SET TASK >>
Please print exactly the lines running from the one that contains "OCR this image." to the end of the data, with both lines included.

DATA SUPPLIED >>
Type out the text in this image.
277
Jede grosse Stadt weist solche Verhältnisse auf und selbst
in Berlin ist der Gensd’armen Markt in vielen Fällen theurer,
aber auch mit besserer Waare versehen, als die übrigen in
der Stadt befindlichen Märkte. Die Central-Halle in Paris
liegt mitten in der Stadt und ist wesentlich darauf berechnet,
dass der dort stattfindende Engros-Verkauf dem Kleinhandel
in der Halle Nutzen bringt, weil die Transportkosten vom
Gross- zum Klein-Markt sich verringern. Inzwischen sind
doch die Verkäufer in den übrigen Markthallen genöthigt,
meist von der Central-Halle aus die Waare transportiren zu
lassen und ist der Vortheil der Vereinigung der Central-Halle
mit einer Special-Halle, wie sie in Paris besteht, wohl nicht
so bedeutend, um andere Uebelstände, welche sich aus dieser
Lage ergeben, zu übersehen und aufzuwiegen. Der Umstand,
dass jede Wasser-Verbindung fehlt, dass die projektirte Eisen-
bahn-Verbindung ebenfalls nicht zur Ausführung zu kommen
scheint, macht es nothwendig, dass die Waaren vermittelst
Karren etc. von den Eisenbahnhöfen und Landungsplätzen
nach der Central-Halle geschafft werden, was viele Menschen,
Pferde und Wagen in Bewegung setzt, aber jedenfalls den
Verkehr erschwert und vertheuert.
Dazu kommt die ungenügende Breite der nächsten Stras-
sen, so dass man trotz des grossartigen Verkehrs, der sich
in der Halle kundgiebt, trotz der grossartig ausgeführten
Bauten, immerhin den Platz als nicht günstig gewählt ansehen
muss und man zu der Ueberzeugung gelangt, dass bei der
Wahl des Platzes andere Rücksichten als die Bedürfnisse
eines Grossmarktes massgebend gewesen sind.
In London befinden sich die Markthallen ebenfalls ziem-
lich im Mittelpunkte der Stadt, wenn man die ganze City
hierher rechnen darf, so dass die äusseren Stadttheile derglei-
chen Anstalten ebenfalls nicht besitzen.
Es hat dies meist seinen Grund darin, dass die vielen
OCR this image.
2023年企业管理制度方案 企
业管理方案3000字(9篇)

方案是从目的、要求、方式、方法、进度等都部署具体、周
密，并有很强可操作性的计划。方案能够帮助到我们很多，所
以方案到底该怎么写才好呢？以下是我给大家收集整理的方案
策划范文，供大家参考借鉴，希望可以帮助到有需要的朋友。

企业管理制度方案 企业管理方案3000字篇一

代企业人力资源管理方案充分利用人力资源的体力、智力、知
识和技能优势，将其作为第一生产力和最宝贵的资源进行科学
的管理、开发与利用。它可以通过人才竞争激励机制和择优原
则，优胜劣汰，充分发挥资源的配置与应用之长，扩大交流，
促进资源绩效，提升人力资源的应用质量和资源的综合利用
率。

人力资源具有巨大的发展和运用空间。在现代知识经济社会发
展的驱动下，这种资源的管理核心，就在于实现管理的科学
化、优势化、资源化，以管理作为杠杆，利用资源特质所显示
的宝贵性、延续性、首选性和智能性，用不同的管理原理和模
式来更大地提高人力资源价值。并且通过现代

RESPONSE TO THE TASK >>
OCR this image.
2023年企业管理制度方案 企
业管理方案3000字(9篇)

方案是从目的、要求、方式、方法、进度等都部署具体、周
密，并有很强可操作性的计划。方案能够帮助到我们很多，所
以方案到底该怎么写才好呢？以下是我给大家收集整理的方案
策划范文，供大家参考借鉴，希望可以帮助到有需要的朋友。

企业管理制度方案 企业管理方案3000字篇一

代企业人力资源管理方案充分利用人力资源的体力、智力、知
识和技能优势，将其作为第一生产力和最宝贵的资源进行科学
的管理、开发与利用。它可以通过人才竞争激励机制和择优原
则，优胜劣汰，充分发挥资源的配置与应用之长，扩大交流，
促进资源绩效，提升人力资源的应用质量和资源的综合利用
率。

人力资源具有巨大的发展和运用空间。在现代知识经济社会发
展的驱动下，这种资源的管理核心，就在于实现管理的科学
化、优势化、资源化，以管理作为杠杆，利用资源特质所显示
的宝贵性、延续性、首选性和智能性，用不同的管理原理和模
式来更大地提高人力资源价值。并且通过现代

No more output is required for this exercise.